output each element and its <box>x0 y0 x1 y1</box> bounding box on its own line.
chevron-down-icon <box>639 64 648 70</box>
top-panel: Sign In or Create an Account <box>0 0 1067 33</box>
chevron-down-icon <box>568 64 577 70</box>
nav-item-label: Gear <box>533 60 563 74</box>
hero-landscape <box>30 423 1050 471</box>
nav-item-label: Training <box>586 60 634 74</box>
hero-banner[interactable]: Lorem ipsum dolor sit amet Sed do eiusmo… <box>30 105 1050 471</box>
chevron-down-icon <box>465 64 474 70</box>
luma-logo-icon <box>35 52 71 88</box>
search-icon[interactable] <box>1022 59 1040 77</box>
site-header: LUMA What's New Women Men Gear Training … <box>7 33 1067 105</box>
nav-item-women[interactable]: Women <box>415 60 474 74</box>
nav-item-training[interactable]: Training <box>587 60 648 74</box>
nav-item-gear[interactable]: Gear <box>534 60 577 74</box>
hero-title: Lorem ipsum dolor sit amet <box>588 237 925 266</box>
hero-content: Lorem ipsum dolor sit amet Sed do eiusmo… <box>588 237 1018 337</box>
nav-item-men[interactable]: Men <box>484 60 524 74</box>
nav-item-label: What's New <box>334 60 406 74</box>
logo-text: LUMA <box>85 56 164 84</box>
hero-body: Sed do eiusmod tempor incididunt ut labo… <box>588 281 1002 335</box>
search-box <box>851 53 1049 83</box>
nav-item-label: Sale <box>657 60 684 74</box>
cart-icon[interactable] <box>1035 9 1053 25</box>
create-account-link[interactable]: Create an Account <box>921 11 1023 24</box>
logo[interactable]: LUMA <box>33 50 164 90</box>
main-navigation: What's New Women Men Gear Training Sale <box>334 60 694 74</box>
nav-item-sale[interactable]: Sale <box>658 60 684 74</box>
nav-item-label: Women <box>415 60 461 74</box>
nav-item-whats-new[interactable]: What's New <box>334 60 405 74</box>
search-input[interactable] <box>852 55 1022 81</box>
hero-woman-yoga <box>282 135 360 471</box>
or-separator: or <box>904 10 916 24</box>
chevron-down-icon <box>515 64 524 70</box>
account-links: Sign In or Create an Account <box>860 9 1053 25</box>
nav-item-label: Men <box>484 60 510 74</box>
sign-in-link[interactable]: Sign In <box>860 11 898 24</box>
◆ ◆ ◆ ◆ ◆
▶ [Aim] Arrange the records from their first line through the line containing "chevron-down-icon <box>465 64 474 70</box>", both included, as a JSON list of strings with one string for each line and no blank lines.

▶ [The response]
[
  "output each element and its <box>x0 y0 x1 y1</box> bounding box on its own line.",
  "chevron-down-icon <box>639 64 648 70</box>",
  "top-panel: Sign In or Create an Account <box>0 0 1067 33</box>",
  "chevron-down-icon <box>568 64 577 70</box>",
  "nav-item-label: Gear <box>533 60 563 74</box>",
  "hero-landscape <box>30 423 1050 471</box>",
  "nav-item-label: Training <box>586 60 634 74</box>",
  "hero-banner[interactable]: Lorem ipsum dolor sit amet Sed do eiusmo… <box>30 105 1050 471</box>",
  "chevron-down-icon <box>465 64 474 70</box>"
]